* [Problem to solve]
How many lines of the data hold the word "والوں"? State the number and nothing else.

* [Supplied data]
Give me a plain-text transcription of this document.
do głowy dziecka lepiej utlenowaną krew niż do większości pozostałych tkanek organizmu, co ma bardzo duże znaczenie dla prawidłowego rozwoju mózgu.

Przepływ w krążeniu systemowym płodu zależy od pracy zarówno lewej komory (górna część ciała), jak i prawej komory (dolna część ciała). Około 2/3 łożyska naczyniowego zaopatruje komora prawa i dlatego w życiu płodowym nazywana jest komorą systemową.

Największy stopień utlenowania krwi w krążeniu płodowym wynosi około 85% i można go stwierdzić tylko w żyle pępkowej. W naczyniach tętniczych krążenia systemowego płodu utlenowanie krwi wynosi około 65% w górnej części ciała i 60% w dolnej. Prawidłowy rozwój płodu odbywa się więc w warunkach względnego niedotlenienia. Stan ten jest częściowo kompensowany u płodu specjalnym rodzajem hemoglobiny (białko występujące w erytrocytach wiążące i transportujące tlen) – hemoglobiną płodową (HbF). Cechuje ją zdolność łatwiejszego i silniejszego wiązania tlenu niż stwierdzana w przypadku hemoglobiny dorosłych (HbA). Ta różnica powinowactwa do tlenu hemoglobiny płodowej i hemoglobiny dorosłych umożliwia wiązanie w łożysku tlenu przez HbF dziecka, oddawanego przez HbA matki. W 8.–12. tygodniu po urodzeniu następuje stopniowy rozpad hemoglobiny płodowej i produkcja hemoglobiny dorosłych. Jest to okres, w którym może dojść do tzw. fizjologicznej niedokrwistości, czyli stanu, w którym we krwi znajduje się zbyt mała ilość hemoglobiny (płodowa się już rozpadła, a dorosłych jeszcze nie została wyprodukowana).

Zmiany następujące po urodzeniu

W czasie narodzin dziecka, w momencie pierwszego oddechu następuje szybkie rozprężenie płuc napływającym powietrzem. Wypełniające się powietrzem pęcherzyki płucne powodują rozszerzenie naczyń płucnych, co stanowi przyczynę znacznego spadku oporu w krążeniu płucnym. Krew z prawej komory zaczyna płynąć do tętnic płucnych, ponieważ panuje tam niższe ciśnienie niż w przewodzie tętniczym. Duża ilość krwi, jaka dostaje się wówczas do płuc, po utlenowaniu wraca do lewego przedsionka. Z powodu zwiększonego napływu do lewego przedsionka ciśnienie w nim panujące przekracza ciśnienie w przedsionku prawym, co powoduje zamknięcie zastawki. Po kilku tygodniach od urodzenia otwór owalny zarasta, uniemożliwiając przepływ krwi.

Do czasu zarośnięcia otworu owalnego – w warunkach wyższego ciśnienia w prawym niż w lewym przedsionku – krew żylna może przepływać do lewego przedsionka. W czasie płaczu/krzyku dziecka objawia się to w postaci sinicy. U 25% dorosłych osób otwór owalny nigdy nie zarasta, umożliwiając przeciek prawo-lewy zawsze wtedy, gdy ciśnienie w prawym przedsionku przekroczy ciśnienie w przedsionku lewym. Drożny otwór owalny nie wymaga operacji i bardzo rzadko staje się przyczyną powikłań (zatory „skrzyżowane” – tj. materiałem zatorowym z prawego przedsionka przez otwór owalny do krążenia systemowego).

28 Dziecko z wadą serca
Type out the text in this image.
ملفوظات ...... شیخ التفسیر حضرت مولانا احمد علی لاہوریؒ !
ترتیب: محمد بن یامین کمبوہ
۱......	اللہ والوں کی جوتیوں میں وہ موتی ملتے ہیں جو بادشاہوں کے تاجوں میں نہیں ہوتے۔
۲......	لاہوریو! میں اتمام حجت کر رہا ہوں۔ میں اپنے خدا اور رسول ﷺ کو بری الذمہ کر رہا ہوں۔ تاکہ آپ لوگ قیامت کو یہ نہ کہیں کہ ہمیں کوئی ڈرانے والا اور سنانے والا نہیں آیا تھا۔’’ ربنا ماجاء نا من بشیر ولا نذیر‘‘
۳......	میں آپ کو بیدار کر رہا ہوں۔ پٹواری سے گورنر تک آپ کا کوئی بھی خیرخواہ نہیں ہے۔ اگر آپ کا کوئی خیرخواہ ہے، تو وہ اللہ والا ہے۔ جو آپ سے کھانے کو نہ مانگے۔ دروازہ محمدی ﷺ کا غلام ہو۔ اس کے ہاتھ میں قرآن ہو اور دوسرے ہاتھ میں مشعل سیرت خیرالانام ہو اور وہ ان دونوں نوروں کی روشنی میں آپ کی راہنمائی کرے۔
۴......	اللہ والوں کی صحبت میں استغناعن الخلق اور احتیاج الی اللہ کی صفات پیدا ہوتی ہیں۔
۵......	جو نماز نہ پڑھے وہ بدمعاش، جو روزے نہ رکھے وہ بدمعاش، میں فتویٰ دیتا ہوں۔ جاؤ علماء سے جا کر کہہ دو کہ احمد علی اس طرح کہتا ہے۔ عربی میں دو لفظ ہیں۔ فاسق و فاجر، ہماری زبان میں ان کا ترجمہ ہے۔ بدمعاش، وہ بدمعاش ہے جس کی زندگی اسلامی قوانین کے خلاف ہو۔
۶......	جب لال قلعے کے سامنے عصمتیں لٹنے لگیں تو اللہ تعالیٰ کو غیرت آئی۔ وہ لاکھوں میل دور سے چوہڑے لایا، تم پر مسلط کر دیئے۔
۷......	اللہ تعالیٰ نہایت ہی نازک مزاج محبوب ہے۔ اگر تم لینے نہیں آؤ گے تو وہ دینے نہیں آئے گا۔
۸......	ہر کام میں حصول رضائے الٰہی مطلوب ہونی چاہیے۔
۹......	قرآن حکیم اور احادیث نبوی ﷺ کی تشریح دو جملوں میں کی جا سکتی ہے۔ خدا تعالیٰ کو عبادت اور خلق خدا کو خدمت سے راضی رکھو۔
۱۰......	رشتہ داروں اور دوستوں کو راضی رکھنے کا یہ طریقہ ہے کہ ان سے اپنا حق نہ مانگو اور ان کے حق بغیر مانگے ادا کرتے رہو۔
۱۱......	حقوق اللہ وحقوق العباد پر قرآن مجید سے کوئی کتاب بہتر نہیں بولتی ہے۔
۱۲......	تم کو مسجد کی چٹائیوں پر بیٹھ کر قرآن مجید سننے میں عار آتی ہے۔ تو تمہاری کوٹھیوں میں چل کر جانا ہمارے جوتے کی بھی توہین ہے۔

* [Answer to the exercise]
2